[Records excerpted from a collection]
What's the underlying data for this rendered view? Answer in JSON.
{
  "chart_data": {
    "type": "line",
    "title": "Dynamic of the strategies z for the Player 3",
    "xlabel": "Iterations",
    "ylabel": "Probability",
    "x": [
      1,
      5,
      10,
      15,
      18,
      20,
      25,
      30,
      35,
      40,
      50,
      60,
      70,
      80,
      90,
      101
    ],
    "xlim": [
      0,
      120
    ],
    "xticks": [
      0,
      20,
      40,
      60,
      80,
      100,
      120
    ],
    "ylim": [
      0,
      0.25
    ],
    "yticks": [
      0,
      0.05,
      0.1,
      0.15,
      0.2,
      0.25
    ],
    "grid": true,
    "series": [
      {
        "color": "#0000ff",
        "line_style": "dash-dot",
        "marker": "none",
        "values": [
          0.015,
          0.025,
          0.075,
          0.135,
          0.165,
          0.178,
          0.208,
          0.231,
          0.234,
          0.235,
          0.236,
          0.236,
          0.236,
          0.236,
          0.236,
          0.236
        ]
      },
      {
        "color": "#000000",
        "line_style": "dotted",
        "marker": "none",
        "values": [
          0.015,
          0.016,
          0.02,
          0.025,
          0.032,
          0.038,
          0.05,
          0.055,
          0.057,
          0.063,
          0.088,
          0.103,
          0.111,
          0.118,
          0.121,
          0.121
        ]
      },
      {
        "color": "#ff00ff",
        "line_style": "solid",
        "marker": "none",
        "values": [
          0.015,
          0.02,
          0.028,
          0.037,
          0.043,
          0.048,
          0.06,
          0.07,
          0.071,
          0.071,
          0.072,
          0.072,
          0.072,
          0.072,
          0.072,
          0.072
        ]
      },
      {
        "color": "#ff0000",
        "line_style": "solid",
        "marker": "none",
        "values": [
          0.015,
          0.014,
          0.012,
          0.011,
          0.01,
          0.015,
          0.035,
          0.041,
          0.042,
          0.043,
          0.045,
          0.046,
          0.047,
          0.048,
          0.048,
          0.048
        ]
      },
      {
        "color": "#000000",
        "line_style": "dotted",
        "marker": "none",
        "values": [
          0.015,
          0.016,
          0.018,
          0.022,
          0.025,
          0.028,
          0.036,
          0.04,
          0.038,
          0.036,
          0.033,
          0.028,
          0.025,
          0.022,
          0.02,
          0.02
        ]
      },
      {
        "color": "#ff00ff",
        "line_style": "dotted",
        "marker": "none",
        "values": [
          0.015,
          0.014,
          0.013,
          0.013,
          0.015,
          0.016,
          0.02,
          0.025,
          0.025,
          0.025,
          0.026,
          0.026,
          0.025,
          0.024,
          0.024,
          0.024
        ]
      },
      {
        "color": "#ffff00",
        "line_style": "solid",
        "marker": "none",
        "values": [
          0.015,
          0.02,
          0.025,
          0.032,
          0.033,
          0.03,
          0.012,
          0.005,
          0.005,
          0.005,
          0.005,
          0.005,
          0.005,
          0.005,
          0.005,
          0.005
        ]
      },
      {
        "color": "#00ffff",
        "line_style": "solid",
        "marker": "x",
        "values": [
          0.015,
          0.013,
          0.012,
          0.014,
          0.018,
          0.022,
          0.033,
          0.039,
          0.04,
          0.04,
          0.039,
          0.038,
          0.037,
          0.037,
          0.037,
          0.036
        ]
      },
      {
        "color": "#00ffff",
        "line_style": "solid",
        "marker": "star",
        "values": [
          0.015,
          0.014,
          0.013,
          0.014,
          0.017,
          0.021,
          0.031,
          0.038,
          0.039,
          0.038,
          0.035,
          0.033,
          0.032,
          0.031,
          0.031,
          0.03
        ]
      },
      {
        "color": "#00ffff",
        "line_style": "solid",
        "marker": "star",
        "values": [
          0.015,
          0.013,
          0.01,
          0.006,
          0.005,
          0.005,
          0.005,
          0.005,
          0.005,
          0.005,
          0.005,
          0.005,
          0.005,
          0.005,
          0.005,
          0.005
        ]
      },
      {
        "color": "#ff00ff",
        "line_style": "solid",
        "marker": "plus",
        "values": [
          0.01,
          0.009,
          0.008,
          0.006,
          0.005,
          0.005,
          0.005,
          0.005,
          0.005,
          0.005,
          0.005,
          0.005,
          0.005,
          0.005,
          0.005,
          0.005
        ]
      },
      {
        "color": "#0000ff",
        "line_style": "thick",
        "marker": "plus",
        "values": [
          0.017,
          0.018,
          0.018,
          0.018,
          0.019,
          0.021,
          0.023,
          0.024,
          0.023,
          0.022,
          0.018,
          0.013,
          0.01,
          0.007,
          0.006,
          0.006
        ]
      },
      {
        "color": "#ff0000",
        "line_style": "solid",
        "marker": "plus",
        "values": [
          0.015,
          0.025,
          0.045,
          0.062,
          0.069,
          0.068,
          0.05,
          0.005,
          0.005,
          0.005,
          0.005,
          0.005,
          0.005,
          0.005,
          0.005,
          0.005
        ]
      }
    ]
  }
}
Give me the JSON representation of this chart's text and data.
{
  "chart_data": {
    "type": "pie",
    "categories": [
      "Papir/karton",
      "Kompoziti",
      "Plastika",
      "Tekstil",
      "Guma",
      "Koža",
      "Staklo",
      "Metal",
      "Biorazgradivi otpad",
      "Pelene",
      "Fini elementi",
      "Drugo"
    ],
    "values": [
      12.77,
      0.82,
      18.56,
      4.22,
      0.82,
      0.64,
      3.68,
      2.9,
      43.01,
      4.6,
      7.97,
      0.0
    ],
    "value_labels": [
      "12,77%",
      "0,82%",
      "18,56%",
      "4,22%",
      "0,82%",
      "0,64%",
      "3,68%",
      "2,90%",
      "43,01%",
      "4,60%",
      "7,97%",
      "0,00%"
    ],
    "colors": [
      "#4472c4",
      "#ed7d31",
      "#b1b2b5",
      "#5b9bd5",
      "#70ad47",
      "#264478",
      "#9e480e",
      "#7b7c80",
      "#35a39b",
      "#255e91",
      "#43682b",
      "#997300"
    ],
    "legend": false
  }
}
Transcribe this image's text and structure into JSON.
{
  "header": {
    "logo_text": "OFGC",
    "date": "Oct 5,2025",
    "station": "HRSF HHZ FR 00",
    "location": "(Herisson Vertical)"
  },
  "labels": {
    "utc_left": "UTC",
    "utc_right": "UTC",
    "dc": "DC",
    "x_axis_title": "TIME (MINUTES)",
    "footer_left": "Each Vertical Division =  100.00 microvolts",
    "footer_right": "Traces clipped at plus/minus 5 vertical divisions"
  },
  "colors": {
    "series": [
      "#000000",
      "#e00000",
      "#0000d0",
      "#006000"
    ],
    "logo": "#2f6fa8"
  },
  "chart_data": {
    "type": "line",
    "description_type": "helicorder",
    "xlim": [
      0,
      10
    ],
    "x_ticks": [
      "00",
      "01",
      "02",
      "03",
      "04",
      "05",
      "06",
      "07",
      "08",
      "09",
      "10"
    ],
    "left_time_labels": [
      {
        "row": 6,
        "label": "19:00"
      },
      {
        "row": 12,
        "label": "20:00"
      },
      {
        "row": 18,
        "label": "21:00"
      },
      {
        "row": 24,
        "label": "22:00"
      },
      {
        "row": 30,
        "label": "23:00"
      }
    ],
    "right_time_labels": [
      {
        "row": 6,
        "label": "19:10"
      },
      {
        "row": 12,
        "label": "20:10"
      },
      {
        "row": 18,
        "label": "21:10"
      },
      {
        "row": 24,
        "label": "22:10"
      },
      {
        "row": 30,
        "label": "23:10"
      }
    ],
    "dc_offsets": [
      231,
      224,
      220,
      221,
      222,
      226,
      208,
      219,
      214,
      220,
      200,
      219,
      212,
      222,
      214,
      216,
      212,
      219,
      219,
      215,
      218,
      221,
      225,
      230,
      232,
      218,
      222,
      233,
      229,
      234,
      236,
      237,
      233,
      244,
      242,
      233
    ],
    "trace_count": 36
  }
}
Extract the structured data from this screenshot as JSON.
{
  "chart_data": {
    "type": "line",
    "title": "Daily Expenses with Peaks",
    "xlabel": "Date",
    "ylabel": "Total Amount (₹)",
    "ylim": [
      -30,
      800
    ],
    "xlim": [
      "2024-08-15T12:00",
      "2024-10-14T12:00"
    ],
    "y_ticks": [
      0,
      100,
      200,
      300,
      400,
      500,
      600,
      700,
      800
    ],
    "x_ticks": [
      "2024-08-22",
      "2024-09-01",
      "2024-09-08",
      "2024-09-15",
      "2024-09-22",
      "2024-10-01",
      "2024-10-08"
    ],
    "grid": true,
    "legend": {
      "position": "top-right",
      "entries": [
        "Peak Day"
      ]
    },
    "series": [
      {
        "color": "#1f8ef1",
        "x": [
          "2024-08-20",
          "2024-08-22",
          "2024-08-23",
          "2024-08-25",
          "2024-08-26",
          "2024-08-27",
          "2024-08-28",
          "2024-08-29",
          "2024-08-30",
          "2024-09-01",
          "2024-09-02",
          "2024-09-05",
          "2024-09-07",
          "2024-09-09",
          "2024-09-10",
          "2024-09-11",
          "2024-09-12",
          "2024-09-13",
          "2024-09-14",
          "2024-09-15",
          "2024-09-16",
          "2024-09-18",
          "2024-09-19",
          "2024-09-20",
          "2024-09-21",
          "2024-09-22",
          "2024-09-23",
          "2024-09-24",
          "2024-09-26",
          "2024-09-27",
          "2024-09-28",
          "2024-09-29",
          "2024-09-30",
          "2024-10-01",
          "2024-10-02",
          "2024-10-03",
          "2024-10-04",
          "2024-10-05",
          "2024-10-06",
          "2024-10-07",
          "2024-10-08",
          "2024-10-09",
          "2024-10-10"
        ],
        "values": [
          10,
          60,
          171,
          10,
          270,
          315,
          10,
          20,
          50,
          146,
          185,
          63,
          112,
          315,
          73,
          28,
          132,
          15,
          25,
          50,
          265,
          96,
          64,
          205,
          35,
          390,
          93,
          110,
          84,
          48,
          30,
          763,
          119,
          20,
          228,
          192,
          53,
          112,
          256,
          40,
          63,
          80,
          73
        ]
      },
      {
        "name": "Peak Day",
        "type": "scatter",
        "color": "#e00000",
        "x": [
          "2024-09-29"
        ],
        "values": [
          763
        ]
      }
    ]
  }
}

Exercise aim: Say how many lines in this material hold "ylabel", and say nothing else.

Result of this exercise: 2